## Saved entries
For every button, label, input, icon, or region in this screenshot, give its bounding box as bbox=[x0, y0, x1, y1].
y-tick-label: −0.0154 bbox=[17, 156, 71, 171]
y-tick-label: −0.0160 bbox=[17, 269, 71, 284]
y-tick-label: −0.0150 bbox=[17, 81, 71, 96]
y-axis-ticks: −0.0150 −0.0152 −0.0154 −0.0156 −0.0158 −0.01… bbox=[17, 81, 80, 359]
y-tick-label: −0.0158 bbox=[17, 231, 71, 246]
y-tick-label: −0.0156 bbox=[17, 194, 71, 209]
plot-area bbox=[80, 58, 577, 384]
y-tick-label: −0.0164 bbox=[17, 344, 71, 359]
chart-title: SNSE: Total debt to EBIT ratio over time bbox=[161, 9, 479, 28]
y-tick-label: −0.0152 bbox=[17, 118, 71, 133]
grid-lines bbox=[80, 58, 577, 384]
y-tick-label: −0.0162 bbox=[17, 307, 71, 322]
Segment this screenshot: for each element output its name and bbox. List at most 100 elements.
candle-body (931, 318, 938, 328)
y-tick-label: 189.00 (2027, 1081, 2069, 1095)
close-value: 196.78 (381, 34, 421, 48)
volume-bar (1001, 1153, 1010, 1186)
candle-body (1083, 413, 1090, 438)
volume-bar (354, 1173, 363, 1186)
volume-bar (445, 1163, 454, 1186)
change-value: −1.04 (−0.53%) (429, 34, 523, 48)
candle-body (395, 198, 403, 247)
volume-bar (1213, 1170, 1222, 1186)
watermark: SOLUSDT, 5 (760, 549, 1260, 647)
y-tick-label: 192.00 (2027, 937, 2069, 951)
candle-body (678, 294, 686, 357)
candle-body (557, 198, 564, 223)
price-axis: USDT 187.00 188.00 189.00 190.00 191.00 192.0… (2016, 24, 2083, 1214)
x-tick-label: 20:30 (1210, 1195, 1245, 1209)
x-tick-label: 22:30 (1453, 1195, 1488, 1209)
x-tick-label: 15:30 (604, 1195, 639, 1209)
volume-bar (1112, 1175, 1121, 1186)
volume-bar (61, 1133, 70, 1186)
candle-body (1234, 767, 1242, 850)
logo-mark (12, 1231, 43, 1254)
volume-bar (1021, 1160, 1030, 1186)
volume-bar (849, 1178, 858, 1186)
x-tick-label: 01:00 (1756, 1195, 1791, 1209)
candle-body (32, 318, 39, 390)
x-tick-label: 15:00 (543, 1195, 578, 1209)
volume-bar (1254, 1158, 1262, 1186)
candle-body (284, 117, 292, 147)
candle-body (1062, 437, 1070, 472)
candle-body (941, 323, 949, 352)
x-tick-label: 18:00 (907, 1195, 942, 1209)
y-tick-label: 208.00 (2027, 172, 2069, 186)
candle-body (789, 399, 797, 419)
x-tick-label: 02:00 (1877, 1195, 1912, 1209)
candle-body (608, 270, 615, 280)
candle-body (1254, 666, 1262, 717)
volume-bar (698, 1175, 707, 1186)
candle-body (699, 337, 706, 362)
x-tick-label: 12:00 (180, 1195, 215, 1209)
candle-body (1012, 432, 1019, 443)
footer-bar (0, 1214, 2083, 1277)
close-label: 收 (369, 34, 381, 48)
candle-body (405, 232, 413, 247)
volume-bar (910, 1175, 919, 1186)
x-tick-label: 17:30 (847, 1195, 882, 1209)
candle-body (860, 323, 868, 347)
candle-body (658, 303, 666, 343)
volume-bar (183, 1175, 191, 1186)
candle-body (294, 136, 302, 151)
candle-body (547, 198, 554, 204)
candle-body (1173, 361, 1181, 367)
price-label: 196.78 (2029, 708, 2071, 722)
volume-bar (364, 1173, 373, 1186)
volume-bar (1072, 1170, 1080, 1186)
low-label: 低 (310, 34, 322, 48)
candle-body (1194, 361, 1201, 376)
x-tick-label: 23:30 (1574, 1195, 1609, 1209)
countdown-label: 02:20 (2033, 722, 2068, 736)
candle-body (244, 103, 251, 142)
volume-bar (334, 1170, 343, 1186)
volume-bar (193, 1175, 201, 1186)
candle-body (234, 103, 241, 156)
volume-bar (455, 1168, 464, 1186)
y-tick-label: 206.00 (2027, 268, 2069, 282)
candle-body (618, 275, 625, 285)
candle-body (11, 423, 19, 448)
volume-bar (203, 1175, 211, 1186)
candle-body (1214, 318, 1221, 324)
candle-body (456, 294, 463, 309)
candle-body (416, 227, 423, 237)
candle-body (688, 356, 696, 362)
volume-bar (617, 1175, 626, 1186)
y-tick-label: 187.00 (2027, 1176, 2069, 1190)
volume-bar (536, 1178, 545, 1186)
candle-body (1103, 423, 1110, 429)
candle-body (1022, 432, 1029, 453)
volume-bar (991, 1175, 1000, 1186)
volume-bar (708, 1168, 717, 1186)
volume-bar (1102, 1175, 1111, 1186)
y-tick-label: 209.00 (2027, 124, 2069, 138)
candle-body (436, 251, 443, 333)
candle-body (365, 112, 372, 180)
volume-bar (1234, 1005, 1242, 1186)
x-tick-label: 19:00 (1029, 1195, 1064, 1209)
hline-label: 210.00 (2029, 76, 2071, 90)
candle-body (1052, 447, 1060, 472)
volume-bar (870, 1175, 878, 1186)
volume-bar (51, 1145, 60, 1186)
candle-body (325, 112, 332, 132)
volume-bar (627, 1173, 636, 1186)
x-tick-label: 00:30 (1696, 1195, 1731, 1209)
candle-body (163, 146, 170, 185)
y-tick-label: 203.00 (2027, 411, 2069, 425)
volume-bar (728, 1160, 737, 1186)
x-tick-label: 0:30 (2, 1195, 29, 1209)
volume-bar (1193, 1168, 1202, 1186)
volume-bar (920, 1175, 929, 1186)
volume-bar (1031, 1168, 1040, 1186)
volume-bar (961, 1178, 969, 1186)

## Aim
Retype every line of the saved entries above with no changes.

## Completed task
For every button, label, input, icon, or region in this screenshot, give its bounding box as bbox=[x0, y0, x1, y1].
y-tick-label: −0.0154 bbox=[17, 156, 71, 171]
y-tick-label: −0.0160 bbox=[17, 269, 71, 284]
y-tick-label: −0.0150 bbox=[17, 81, 71, 96]
y-axis-ticks: −0.0150 −0.0152 −0.0154 −0.0156 −0.0158 −0.01… bbox=[17, 81, 80, 359]
y-tick-label: −0.0158 bbox=[17, 231, 71, 246]
y-tick-label: −0.0156 bbox=[17, 194, 71, 209]
plot-area bbox=[80, 58, 577, 384]
y-tick-label: −0.0164 bbox=[17, 344, 71, 359]
chart-title: SNSE: Total debt to EBIT ratio over time bbox=[161, 9, 479, 28]
y-tick-label: −0.0152 bbox=[17, 118, 71, 133]
grid-lines bbox=[80, 58, 577, 384]
y-tick-label: −0.0162 bbox=[17, 307, 71, 322]
Segment this screenshot: for each element output its name and bbox. List at most 100 elements.
candle-body (931, 318, 938, 328)
y-tick-label: 189.00 (2027, 1081, 2069, 1095)
close-value: 196.78 (381, 34, 421, 48)
volume-bar (1001, 1153, 1010, 1186)
candle-body (1083, 413, 1090, 438)
volume-bar (354, 1173, 363, 1186)
volume-bar (445, 1163, 454, 1186)
change-value: −1.04 (−0.53%) (429, 34, 523, 48)
candle-body (395, 198, 403, 247)
volume-bar (1213, 1170, 1222, 1186)
watermark: SOLUSDT, 5 (760, 549, 1260, 647)
y-tick-label: 192.00 (2027, 937, 2069, 951)
candle-body (678, 294, 686, 357)
candle-body (557, 198, 564, 223)
price-axis: USDT 187.00 188.00 189.00 190.00 191.00 192.0… (2016, 24, 2083, 1214)
x-tick-label: 20:30 (1210, 1195, 1245, 1209)
x-tick-label: 22:30 (1453, 1195, 1488, 1209)
x-tick-label: 15:30 (604, 1195, 639, 1209)
volume-bar (1112, 1175, 1121, 1186)
volume-bar (61, 1133, 70, 1186)
candle-body (1234, 767, 1242, 850)
logo-mark (12, 1231, 43, 1254)
volume-bar (1021, 1160, 1030, 1186)
volume-bar (849, 1178, 858, 1186)
x-tick-label: 01:00 (1756, 1195, 1791, 1209)
candle-body (32, 318, 39, 390)
x-tick-label: 15:00 (543, 1195, 578, 1209)
volume-bar (1254, 1158, 1262, 1186)
candle-body (284, 117, 292, 147)
candle-body (1062, 437, 1070, 472)
candle-body (941, 323, 949, 352)
x-tick-label: 18:00 (907, 1195, 942, 1209)
y-tick-label: 208.00 (2027, 172, 2069, 186)
candle-body (789, 399, 797, 419)
x-tick-label: 02:00 (1877, 1195, 1912, 1209)
candle-body (608, 270, 615, 280)
candle-body (1254, 666, 1262, 717)
volume-bar (698, 1175, 707, 1186)
candle-body (699, 337, 706, 362)
x-tick-label: 12:00 (180, 1195, 215, 1209)
candle-body (1012, 432, 1019, 443)
footer-bar (0, 1214, 2083, 1277)
close-label: 收 (369, 34, 381, 48)
candle-body (405, 232, 413, 247)
volume-bar (910, 1175, 919, 1186)
x-tick-label: 17:30 (847, 1195, 882, 1209)
candle-body (860, 323, 868, 347)
candle-body (658, 303, 666, 343)
volume-bar (183, 1175, 191, 1186)
candle-body (294, 136, 302, 151)
candle-body (547, 198, 554, 204)
candle-body (1173, 361, 1181, 367)
price-label: 196.78 (2029, 708, 2071, 722)
volume-bar (364, 1173, 373, 1186)
volume-bar (1072, 1170, 1080, 1186)
low-label: 低 (310, 34, 322, 48)
candle-body (1194, 361, 1201, 376)
x-tick-label: 23:30 (1574, 1195, 1609, 1209)
countdown-label: 02:20 (2033, 722, 2068, 736)
candle-body (244, 103, 251, 142)
volume-bar (334, 1170, 343, 1186)
volume-bar (193, 1175, 201, 1186)
candle-body (234, 103, 241, 156)
volume-bar (455, 1168, 464, 1186)
y-tick-label: 206.00 (2027, 268, 2069, 282)
candle-body (618, 275, 625, 285)
candle-body (11, 423, 19, 448)
volume-bar (203, 1175, 211, 1186)
candle-body (1214, 318, 1221, 324)
candle-body (456, 294, 463, 309)
candle-body (416, 227, 423, 237)
candle-body (688, 356, 696, 362)
volume-bar (617, 1175, 626, 1186)
y-tick-label: 187.00 (2027, 1176, 2069, 1190)
volume-bar (536, 1178, 545, 1186)
candle-body (1103, 423, 1110, 429)
candle-body (1022, 432, 1029, 453)
volume-bar (991, 1175, 1000, 1186)
volume-bar (708, 1168, 717, 1186)
volume-bar (1102, 1175, 1111, 1186)
y-tick-label: 209.00 (2027, 124, 2069, 138)
candle-body (436, 251, 443, 333)
candle-body (365, 112, 372, 180)
volume-bar (1234, 1005, 1242, 1186)
x-tick-label: 19:00 (1029, 1195, 1064, 1209)
hline-label: 210.00 (2029, 76, 2071, 90)
candle-body (1052, 447, 1060, 472)
volume-bar (870, 1175, 878, 1186)
volume-bar (51, 1145, 60, 1186)
candle-body (325, 112, 332, 132)
volume-bar (627, 1173, 636, 1186)
x-tick-label: 00:30 (1696, 1195, 1731, 1209)
candle-body (163, 146, 170, 185)
y-tick-label: 203.00 (2027, 411, 2069, 425)
volume-bar (728, 1160, 737, 1186)
x-tick-label: 0:30 (2, 1195, 29, 1209)
volume-bar (1193, 1168, 1202, 1186)
volume-bar (920, 1175, 929, 1186)
volume-bar (1031, 1168, 1040, 1186)
volume-bar (961, 1178, 969, 1186)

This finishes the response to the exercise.